## [GOAL OF THE EXERCISE]
How many lines of these records hold the string "days"? Reply with the number alone.

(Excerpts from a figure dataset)
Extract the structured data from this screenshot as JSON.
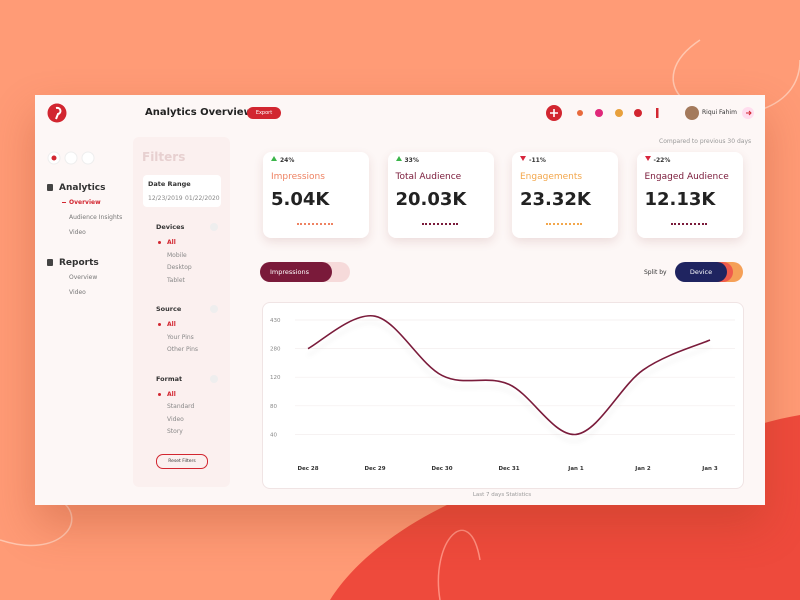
{
  "header": {
    "title": "Analytics Overview",
    "export": "Export",
    "user": "Riqui Fahim"
  },
  "sidebar": {
    "sections": [
      {
        "title": "Analytics",
        "items": [
          "Overview",
          "Audience Insights",
          "Video"
        ]
      },
      {
        "title": "Reports",
        "items": [
          "Overview",
          "Video"
        ]
      }
    ]
  },
  "filters": {
    "title": "Filters",
    "date_range": {
      "label": "Date Range",
      "start": "12/23/2019",
      "end": "01/22/2020"
    },
    "groups": [
      {
        "title": "Devices",
        "options": [
          "All",
          "Mobile",
          "Desktop",
          "Tablet"
        ]
      },
      {
        "title": "Source",
        "options": [
          "All",
          "Your Pins",
          "Other Pins"
        ]
      },
      {
        "title": "Format",
        "options": [
          "All",
          "Standard",
          "Video",
          "Story"
        ]
      }
    ],
    "reset": "Reset Filters"
  },
  "comparison": "Compared to previous 30 days",
  "stats": [
    {
      "change": "24%",
      "label": "Impressions",
      "value": "5.04K"
    },
    {
      "change": "33%",
      "label": "Total Audience",
      "value": "20.03K"
    },
    {
      "change": "-11%",
      "label": "Engagements",
      "value": "23.32K"
    },
    {
      "change": "-22%",
      "label": "Engaged Audience",
      "value": "12.13K"
    }
  ],
  "metric_select": "Impressions",
  "split_label": "Split by",
  "split_value": "Device",
  "chart_data": {
    "type": "line",
    "color": "#7a1a3a",
    "grid": true,
    "categories": [
      "Dec 28",
      "Dec 29",
      "Dec 30",
      "Dec 31",
      "Jan 1",
      "Jan 2",
      "Jan 3"
    ],
    "values": [
      280,
      450,
      130,
      110,
      40,
      160,
      325
    ],
    "yticks": [
      430,
      280,
      120,
      80,
      40
    ],
    "caption": "Last 7 days Statistics"
  }
}
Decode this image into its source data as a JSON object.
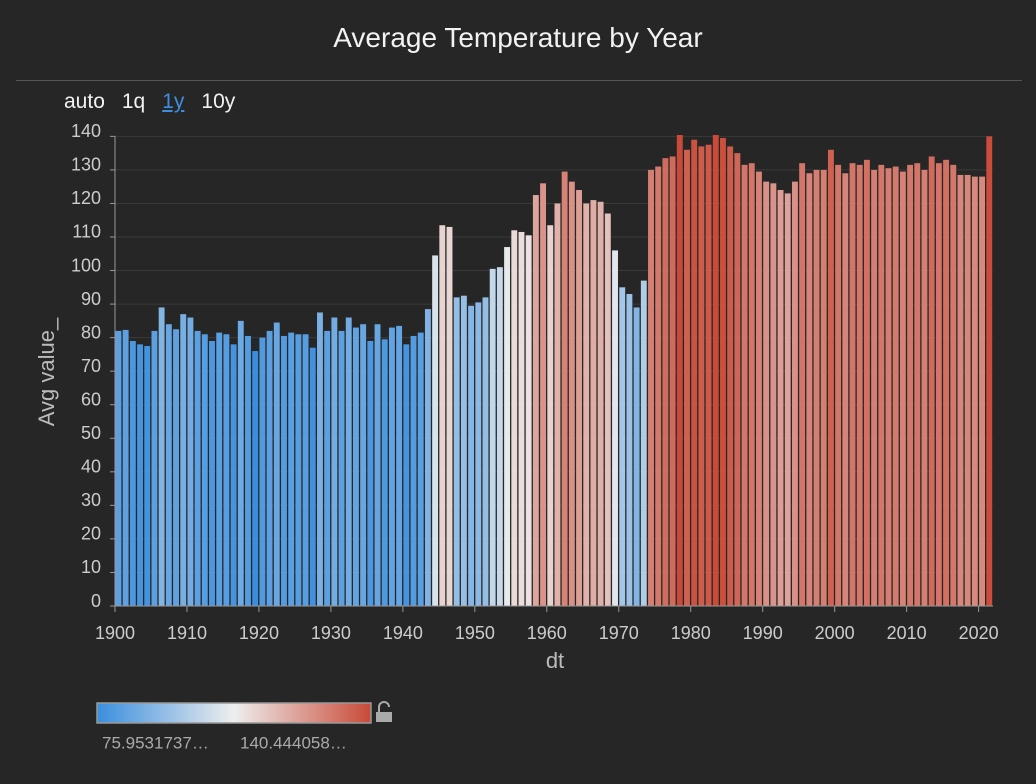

## [OUTPUT OF THE EXERCISE]
2